● **Written problem**:
Quote all of the entries word for word.

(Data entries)

....................

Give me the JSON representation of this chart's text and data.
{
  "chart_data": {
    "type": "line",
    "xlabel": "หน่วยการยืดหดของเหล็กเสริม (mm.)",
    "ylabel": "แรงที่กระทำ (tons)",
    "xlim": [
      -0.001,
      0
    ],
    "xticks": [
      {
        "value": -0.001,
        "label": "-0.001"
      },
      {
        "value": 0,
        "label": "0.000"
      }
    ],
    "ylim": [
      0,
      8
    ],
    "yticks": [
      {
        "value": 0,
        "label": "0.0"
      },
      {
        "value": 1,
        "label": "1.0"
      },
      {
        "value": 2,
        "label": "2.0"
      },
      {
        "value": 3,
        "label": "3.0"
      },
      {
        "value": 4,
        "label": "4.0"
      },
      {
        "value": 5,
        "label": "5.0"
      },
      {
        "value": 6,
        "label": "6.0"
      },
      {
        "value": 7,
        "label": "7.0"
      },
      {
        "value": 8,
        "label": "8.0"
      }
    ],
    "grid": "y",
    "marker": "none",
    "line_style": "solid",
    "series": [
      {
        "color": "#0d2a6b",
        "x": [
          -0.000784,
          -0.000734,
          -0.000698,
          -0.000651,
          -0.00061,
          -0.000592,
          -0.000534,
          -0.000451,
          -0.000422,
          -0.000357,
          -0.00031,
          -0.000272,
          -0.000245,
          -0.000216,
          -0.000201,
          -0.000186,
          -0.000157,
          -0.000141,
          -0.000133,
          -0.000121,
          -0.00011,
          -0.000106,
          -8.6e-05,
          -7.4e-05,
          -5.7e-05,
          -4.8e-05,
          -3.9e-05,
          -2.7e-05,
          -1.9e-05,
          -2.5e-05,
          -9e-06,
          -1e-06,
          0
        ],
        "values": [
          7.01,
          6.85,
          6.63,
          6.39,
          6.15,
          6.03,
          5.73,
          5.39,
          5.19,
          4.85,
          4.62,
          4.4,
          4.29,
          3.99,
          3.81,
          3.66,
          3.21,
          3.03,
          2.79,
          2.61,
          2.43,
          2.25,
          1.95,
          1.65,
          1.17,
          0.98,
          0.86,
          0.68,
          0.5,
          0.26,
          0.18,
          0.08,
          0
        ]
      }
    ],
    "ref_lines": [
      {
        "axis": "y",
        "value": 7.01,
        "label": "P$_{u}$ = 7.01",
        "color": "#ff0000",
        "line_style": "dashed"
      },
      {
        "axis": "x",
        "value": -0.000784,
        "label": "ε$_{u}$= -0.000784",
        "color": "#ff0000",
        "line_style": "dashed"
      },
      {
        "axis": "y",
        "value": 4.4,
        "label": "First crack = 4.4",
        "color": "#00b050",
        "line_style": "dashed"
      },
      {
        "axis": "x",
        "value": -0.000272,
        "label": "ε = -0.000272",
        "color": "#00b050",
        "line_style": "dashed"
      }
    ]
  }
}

....................

● **Written reply**:
Give me the JSON representation of this chart's text and data.
{
  "chart_data": {
    "type": "line",
    "xlabel": "หน่วยการยืดหดของเหล็กเสริม (mm.)",
    "ylabel": "แรงที่กระทำ (tons)",
    "xlim": [
      -0.001,
      0
    ],
    "xticks": [
      {
        "value": -0.001,
        "label": "-0.001"
      },
      {
        "value": 0,
        "label": "0.000"
      }
    ],
    "ylim": [
      0,
      8
    ],
    "yticks": [
      {
        "value": 0,
        "label": "0.0"
      },
      {
        "value": 1,
        "label": "1.0"
      },
      {
        "value": 2,
        "label": "2.0"
      },
      {
        "value": 3,
        "label": "3.0"
      },
      {
        "value": 4,
        "label": "4.0"
      },
      {
        "value": 5,
        "label": "5.0"
      },
      {
        "value": 6,
        "label": "6.0"
      },
      {
        "value": 7,
        "label": "7.0"
      },
      {
        "value": 8,
        "label": "8.0"
      }
    ],
    "grid": "y",
    "marker": "none",
    "line_style": "solid",
    "series": [
      {
        "color": "#0d2a6b",
        "x": [
          -0.000784,
          -0.000734,
          -0.000698,
          -0.000651,
          -0.00061,
          -0.000592,
          -0.000534,
          -0.000451,
          -0.000422,
          -0.000357,
          -0.00031,
          -0.000272,
          -0.000245,
          -0.000216,
          -0.000201,
          -0.000186,
          -0.000157,
          -0.000141,
          -0.000133,
          -0.000121,
          -0.00011,
          -0.000106,
          -8.6e-05,
          -7.4e-05,
          -5.7e-05,
          -4.8e-05,
          -3.9e-05,
          -2.7e-05,
          -1.9e-05,
          -2.5e-05,
          -9e-06,
          -1e-06,
          0
        ],
        "values": [
          7.01,
          6.85,
          6.63,
          6.39,
          6.15,
          6.03,
          5.73,
          5.39,
          5.19,
          4.85,
          4.62,
          4.4,
          4.29,
          3.99,
          3.81,
          3.66,
          3.21,
          3.03,
          2.79,
          2.61,
          2.43,
          2.25,
          1.95,
          1.65,
          1.17,
          0.98,
          0.86,
          0.68,
          0.5,
          0.26,
          0.18,
          0.08,
          0
        ]
      }
    ],
    "ref_lines": [
      {
        "axis": "y",
        "value": 7.01,
        "label": "P$_{u}$ = 7.01",
        "color": "#ff0000",
        "line_style": "dashed"
      },
      {
        "axis": "x",
        "value": -0.000784,
        "label": "ε$_{u}$= -0.000784",
        "color": "#ff0000",
        "line_style": "dashed"
      },
      {
        "axis": "y",
        "value": 4.4,
        "label": "First crack = 4.4",
        "color": "#00b050",
        "line_style": "dashed"
      },
      {
        "axis": "x",
        "value": -0.000272,
        "label": "ε = -0.000272",
        "color": "#00b050",
        "line_style": "dashed"
      }
    ]
  }
}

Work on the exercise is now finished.